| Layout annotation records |
start

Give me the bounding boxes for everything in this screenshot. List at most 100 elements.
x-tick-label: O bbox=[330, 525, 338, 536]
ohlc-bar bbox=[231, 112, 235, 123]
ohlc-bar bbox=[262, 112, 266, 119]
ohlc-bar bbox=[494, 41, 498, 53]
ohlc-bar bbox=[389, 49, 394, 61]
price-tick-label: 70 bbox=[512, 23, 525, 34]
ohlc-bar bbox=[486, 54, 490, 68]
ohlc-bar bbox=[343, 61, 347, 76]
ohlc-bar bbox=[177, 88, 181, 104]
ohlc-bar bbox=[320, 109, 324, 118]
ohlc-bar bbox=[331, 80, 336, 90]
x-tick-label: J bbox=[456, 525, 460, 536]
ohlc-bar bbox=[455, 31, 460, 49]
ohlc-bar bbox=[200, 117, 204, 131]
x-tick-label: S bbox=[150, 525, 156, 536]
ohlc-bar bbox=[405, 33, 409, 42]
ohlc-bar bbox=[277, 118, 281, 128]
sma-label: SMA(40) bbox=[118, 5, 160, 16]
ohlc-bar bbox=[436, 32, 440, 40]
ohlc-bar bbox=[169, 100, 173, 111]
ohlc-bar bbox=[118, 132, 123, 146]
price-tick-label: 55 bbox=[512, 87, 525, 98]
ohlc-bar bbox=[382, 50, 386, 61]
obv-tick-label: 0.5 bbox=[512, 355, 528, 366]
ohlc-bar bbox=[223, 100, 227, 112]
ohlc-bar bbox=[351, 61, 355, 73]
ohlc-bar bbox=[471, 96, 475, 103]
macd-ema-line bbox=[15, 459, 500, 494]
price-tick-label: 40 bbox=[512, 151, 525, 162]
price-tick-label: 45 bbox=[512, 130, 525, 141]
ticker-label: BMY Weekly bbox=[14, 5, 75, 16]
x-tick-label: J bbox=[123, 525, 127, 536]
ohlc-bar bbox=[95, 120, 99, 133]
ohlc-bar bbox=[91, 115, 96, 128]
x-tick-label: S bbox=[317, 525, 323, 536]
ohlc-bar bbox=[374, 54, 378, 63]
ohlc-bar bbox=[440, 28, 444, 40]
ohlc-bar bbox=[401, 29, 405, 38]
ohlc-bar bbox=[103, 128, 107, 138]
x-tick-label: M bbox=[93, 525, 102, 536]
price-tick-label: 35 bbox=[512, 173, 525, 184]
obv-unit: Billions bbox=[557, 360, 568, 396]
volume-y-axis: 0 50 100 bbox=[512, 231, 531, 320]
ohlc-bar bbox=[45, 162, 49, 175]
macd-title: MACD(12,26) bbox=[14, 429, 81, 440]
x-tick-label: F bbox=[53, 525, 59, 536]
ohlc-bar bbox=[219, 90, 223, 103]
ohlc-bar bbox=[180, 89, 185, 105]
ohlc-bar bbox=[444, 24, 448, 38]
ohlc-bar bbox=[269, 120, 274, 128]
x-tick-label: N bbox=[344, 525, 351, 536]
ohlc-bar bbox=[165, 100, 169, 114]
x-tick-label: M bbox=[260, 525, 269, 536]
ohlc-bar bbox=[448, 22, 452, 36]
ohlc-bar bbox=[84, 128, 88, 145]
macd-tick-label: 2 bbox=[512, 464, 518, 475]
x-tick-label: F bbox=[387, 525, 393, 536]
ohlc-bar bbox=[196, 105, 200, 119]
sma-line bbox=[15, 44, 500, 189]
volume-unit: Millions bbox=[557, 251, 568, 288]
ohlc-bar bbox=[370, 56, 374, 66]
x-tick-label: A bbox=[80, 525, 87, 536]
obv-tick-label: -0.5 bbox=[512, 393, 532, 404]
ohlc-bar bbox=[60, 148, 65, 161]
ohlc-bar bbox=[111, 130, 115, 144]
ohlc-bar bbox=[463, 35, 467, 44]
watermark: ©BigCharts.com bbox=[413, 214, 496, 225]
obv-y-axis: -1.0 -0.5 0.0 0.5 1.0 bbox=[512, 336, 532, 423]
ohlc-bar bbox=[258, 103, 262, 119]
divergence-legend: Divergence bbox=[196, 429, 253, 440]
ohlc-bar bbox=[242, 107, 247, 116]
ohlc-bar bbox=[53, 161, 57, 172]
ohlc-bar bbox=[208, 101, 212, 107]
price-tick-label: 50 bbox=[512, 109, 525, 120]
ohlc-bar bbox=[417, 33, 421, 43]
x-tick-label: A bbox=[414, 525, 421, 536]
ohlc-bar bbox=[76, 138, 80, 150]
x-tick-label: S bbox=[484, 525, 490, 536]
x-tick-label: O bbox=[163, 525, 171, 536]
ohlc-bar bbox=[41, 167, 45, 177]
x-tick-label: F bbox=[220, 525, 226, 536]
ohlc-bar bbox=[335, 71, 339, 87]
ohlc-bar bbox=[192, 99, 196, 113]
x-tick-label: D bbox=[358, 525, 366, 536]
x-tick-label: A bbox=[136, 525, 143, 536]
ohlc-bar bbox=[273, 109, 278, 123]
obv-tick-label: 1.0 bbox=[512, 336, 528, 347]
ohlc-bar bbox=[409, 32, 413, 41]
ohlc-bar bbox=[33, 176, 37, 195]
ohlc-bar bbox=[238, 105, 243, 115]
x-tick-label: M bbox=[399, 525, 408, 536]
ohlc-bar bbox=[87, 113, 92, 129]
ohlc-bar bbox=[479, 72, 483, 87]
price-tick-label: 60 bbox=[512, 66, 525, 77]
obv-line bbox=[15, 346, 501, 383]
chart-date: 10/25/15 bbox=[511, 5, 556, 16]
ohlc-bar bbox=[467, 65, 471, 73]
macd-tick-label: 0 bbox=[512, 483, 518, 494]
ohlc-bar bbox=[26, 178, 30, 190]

end

| GIVEN PROBLEM |
Reproduce the listing word for word, starting at its first line and ending with the line that contains "macd-title: MACD(12,26) bbox=[14, 429, 81, 440]", including that line.

| FINAL RESULT |
Give me the bounding boxes for everything in this screenshot. List at most 100 elements.
x-tick-label: O bbox=[330, 525, 338, 536]
ohlc-bar bbox=[231, 112, 235, 123]
ohlc-bar bbox=[262, 112, 266, 119]
ohlc-bar bbox=[494, 41, 498, 53]
ohlc-bar bbox=[389, 49, 394, 61]
price-tick-label: 70 bbox=[512, 23, 525, 34]
ohlc-bar bbox=[486, 54, 490, 68]
ohlc-bar bbox=[343, 61, 347, 76]
ohlc-bar bbox=[177, 88, 181, 104]
ohlc-bar bbox=[320, 109, 324, 118]
ohlc-bar bbox=[331, 80, 336, 90]
x-tick-label: J bbox=[456, 525, 460, 536]
ohlc-bar bbox=[455, 31, 460, 49]
ohlc-bar bbox=[200, 117, 204, 131]
x-tick-label: S bbox=[150, 525, 156, 536]
ohlc-bar bbox=[405, 33, 409, 42]
ohlc-bar bbox=[277, 118, 281, 128]
sma-label: SMA(40) bbox=[118, 5, 160, 16]
ohlc-bar bbox=[436, 32, 440, 40]
ohlc-bar bbox=[169, 100, 173, 111]
ohlc-bar bbox=[118, 132, 123, 146]
price-tick-label: 55 bbox=[512, 87, 525, 98]
ohlc-bar bbox=[382, 50, 386, 61]
obv-tick-label: 0.5 bbox=[512, 355, 528, 366]
ohlc-bar bbox=[223, 100, 227, 112]
ohlc-bar bbox=[351, 61, 355, 73]
ohlc-bar bbox=[471, 96, 475, 103]
macd-ema-line bbox=[15, 459, 500, 494]
price-tick-label: 40 bbox=[512, 151, 525, 162]
price-tick-label: 45 bbox=[512, 130, 525, 141]
ticker-label: BMY Weekly bbox=[14, 5, 75, 16]
x-tick-label: J bbox=[123, 525, 127, 536]
ohlc-bar bbox=[95, 120, 99, 133]
ohlc-bar bbox=[91, 115, 96, 128]
x-tick-label: S bbox=[317, 525, 323, 536]
ohlc-bar bbox=[374, 54, 378, 63]
ohlc-bar bbox=[440, 28, 444, 40]
ohlc-bar bbox=[401, 29, 405, 38]
ohlc-bar bbox=[103, 128, 107, 138]
x-tick-label: M bbox=[93, 525, 102, 536]
price-tick-label: 35 bbox=[512, 173, 525, 184]
obv-unit: Billions bbox=[557, 360, 568, 396]
volume-y-axis: 0 50 100 bbox=[512, 231, 531, 320]
ohlc-bar bbox=[45, 162, 49, 175]
macd-title: MACD(12,26) bbox=[14, 429, 81, 440]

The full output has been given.